▶ **GIVEN REQUEST**
Revise the entries from the line containing "Enumerate the UI" through the line containing "Extract all elements with their positions. The image is w=1406" by swapping "positions" for "coordinates" and leaving everything else untouched. Give back only those lines, without the pictures.
*****
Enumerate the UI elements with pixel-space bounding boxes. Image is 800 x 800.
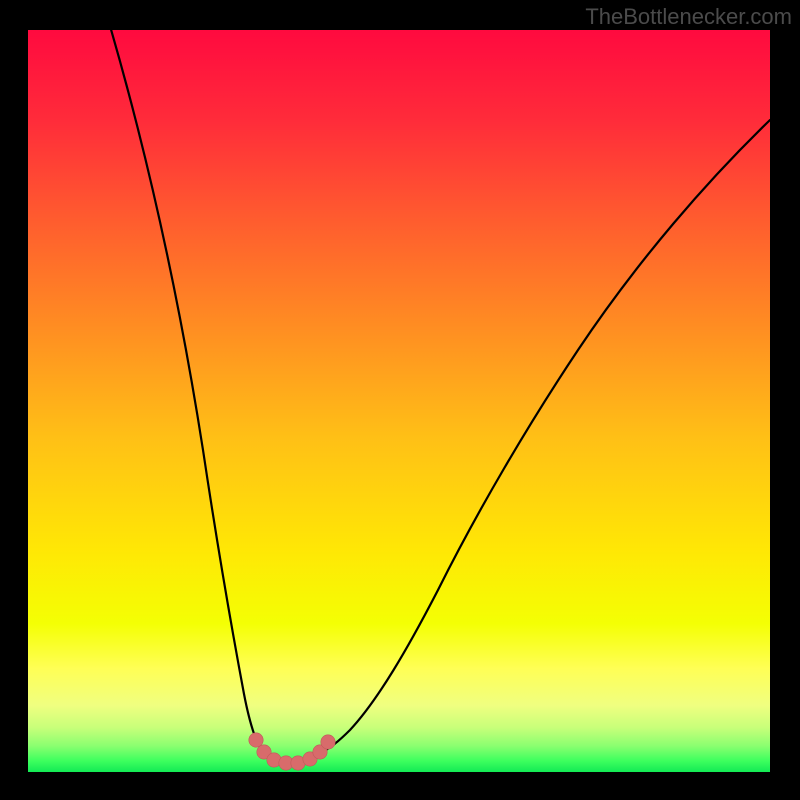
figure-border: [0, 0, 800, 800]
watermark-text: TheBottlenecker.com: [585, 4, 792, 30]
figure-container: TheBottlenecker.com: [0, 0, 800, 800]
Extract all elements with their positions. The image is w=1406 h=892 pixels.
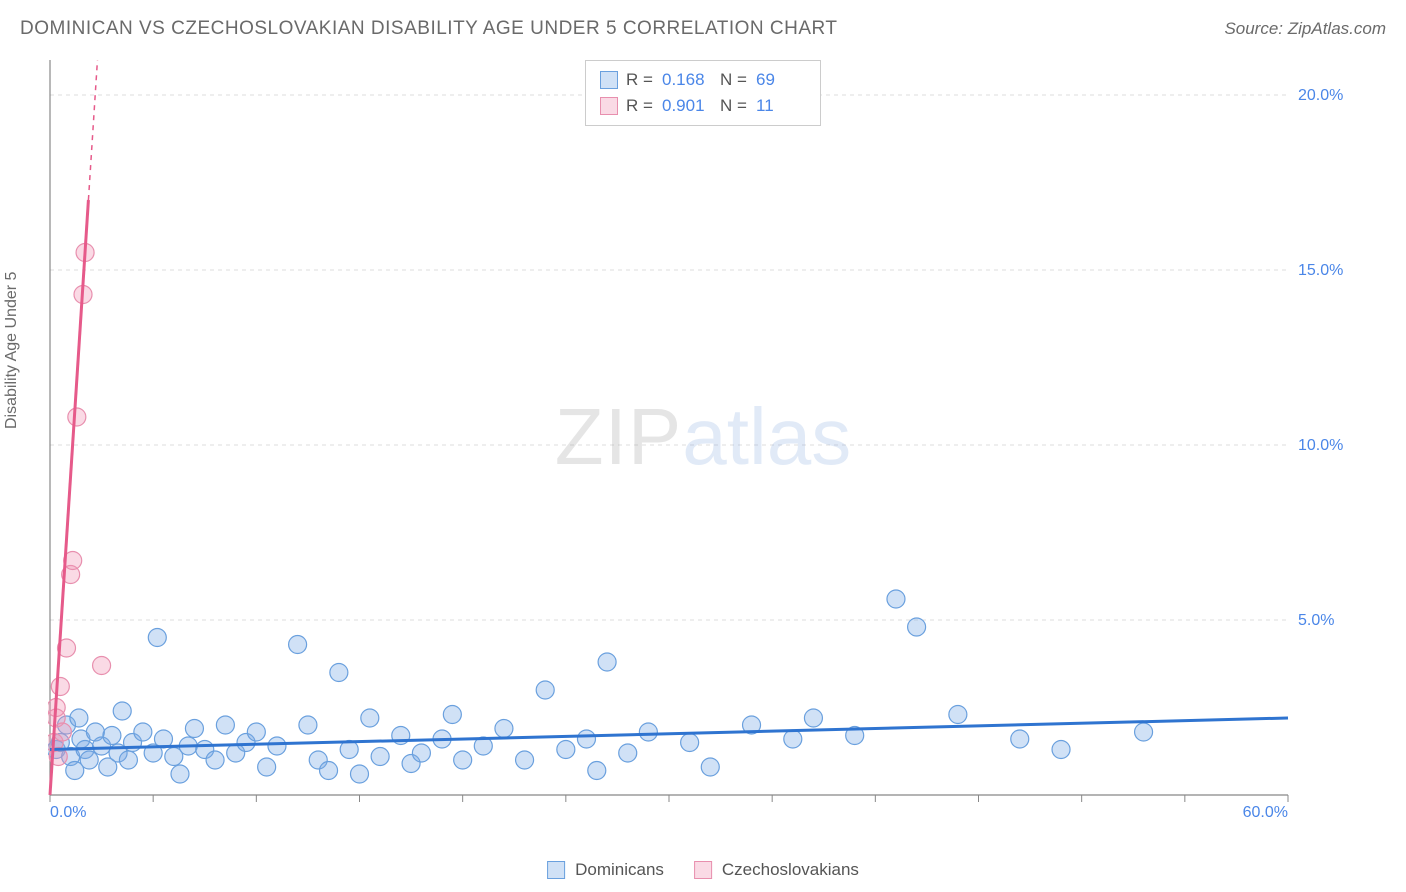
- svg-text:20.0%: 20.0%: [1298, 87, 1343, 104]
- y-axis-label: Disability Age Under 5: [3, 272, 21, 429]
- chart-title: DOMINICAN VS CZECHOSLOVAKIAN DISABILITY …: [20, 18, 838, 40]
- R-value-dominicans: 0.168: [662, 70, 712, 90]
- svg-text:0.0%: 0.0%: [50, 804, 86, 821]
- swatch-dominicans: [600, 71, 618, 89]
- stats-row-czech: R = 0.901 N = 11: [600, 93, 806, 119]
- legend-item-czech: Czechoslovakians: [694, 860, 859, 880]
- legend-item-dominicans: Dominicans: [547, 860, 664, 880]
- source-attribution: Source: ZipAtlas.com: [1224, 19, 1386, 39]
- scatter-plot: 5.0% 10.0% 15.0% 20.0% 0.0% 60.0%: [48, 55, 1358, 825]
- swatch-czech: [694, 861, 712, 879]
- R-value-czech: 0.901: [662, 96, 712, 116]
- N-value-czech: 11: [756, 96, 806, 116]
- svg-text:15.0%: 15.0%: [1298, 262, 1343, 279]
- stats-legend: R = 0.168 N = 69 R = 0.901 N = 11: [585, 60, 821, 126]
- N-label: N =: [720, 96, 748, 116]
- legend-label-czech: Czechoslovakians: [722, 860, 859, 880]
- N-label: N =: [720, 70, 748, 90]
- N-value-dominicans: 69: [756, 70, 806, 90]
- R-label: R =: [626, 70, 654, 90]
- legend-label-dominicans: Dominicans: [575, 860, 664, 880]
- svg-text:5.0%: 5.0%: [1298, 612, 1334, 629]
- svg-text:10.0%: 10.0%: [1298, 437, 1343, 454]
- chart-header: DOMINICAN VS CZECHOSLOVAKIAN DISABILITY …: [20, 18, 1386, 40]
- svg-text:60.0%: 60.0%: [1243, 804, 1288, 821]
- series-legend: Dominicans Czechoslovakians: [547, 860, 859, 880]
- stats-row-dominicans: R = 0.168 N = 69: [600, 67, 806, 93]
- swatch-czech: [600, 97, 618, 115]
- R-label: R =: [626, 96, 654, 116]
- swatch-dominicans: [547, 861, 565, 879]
*****
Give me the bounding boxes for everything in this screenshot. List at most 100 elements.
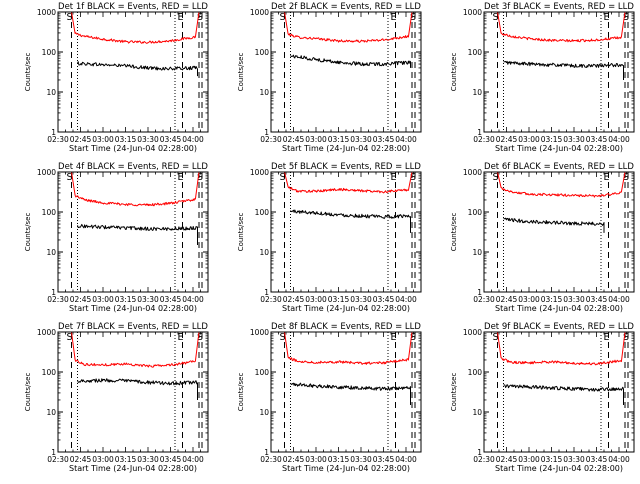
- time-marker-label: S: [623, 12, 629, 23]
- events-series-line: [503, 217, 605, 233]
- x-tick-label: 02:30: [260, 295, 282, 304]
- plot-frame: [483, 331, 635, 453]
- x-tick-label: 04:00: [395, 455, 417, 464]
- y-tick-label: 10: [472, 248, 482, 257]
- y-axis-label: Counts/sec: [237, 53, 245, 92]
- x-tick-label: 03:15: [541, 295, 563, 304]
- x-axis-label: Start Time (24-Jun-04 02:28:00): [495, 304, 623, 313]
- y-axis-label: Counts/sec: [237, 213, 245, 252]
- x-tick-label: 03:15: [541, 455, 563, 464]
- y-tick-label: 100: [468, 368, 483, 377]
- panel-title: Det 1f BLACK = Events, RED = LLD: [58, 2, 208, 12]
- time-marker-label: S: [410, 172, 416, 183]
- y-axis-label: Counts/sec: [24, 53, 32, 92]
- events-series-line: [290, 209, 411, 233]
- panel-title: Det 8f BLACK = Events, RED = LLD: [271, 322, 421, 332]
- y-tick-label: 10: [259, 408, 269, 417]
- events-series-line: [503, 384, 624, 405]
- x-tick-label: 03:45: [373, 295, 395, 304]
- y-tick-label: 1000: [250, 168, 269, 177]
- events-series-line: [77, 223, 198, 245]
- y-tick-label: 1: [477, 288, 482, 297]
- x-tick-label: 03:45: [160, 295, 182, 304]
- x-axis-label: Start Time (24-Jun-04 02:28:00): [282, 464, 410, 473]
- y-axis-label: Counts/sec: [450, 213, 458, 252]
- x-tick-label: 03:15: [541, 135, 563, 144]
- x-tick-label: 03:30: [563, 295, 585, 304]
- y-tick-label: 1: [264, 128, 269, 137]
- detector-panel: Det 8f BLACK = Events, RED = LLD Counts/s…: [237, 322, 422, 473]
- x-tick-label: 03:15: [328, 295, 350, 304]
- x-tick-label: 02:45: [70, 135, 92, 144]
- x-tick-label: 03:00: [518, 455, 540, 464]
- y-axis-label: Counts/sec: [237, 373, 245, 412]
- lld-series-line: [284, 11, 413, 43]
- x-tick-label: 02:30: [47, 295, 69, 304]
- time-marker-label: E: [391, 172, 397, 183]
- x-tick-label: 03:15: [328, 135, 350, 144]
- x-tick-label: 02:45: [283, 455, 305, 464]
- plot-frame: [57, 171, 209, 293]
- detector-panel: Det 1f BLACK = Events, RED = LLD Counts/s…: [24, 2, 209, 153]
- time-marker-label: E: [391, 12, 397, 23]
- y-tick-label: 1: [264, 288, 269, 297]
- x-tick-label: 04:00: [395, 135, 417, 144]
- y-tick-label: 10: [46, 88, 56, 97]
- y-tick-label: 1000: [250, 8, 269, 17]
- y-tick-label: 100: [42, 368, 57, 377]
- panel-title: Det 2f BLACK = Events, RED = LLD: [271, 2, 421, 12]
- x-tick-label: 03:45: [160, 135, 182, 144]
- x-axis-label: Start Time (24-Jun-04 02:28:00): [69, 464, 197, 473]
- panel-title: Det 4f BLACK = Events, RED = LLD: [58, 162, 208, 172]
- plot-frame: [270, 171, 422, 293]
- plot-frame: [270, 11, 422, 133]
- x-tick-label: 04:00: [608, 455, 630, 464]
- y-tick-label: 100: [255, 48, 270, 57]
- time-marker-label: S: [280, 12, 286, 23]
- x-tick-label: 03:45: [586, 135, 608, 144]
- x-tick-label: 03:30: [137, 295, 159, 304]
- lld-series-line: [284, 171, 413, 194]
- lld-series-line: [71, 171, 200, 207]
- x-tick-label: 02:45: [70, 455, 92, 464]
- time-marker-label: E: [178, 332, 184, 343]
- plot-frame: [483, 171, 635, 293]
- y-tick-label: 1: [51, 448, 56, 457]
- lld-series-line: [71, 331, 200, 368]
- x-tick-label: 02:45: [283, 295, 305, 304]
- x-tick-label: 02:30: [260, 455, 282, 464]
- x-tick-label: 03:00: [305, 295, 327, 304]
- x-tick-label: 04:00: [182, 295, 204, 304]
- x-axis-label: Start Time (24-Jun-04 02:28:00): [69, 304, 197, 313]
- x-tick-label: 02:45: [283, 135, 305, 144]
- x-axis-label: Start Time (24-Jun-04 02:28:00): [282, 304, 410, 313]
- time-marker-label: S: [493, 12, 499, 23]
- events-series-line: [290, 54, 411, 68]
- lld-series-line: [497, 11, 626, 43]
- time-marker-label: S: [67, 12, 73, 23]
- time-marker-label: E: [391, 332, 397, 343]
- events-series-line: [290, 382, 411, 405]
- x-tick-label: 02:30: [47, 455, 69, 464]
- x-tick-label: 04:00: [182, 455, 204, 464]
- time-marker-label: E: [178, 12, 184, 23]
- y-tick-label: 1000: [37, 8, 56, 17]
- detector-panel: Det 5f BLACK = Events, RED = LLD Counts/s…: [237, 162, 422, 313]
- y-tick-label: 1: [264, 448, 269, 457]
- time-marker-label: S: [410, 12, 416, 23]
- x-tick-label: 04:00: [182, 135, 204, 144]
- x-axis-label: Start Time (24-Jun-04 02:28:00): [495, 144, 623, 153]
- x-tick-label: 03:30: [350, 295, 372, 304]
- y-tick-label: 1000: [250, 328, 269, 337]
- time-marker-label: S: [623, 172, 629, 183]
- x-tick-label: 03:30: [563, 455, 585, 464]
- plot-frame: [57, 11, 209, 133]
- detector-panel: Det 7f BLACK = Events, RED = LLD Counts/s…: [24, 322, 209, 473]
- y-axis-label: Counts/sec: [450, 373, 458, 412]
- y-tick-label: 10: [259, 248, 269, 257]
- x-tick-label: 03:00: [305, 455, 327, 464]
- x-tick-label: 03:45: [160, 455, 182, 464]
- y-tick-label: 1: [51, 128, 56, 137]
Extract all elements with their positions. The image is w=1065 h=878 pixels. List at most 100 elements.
*****
▶ **RESPONSE TO THE TASK**
Enumerate the UI elements with pixel-space bounding boxes. Image is 800 x 800.
figure-border: [0, 0, 800, 800]
watermark-text: TheBottlenecker.com: [585, 4, 792, 30]
figure-container: TheBottlenecker.com: [0, 0, 800, 800]
Extract all elements with their coordinates. The image is w=1406 h=892 pixels.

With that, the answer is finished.